■ SET PROBLEM ■
Find each line with the string "labels" and report it.
____ MATERIAL SUPPLIED
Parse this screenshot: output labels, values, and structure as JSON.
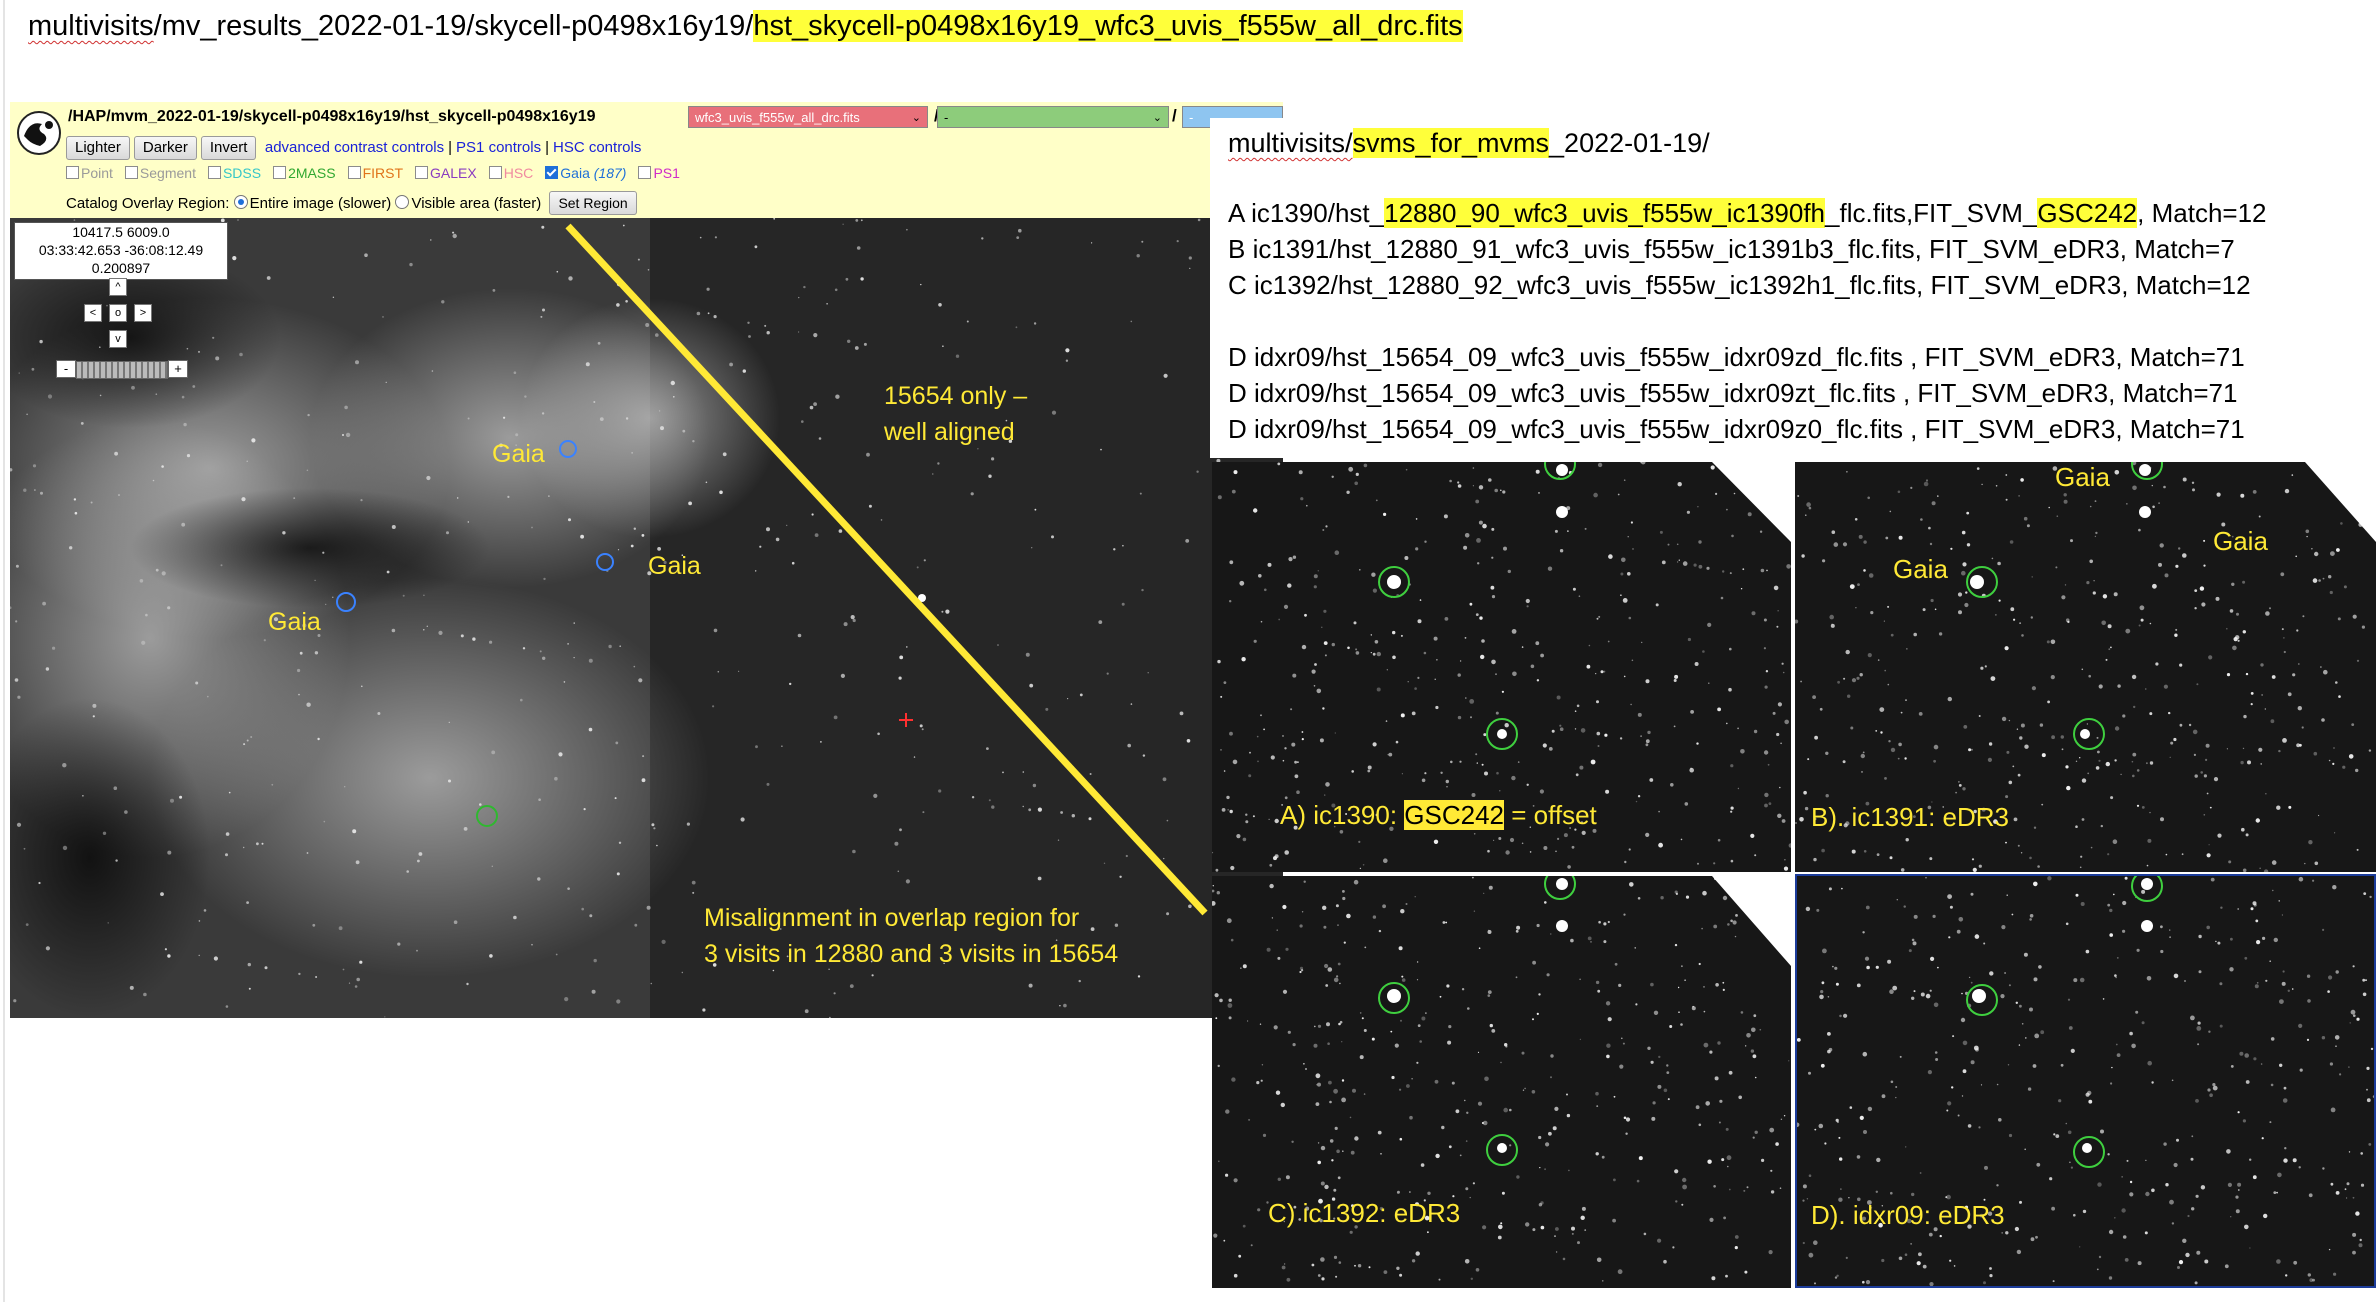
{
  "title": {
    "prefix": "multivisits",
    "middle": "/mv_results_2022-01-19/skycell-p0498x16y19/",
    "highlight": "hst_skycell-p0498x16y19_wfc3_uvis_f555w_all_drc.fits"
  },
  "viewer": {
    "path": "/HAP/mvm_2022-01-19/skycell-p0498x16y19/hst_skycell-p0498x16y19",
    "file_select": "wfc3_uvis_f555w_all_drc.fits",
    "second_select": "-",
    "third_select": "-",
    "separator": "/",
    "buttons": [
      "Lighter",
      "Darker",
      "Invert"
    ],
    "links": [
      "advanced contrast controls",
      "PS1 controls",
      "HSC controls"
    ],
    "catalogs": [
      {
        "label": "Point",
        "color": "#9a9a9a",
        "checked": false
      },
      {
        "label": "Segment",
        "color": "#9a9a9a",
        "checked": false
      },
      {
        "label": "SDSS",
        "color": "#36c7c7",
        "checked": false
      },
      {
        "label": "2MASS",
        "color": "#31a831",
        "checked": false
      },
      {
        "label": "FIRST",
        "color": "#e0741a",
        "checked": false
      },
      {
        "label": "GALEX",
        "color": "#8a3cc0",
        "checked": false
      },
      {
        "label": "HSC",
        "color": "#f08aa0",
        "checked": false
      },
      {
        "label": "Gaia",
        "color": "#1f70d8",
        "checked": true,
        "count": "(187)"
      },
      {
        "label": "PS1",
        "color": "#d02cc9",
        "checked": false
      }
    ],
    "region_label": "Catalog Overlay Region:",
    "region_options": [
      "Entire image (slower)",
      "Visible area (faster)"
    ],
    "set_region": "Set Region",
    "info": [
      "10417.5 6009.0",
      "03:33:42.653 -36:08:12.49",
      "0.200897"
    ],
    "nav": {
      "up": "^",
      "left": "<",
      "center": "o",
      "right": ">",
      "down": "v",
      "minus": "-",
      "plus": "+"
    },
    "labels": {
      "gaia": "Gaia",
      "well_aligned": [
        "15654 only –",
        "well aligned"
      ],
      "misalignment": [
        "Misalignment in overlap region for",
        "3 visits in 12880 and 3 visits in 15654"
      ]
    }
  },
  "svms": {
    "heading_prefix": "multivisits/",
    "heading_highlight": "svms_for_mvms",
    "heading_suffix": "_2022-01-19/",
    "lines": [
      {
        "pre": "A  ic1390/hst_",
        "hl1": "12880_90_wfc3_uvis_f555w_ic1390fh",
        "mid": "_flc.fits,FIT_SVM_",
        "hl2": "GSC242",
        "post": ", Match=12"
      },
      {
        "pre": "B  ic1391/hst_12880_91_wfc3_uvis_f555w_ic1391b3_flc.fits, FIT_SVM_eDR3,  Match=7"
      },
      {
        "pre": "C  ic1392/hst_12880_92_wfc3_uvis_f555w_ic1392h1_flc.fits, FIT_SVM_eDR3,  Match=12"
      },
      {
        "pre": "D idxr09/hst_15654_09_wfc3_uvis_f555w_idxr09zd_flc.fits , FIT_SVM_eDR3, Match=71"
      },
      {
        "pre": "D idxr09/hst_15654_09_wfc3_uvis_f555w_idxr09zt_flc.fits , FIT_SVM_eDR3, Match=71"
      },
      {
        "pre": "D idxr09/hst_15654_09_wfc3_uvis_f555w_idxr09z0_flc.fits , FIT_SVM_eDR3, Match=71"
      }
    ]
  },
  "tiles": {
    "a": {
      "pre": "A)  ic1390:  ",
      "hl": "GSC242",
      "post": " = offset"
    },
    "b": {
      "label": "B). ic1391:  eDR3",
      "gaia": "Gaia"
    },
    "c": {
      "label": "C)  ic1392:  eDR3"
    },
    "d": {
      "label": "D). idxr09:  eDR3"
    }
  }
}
________
■ SOLUTION TO THE EXERCISE ■
Parse this screenshot: output labels, values, and structure as JSON.
    "labels": {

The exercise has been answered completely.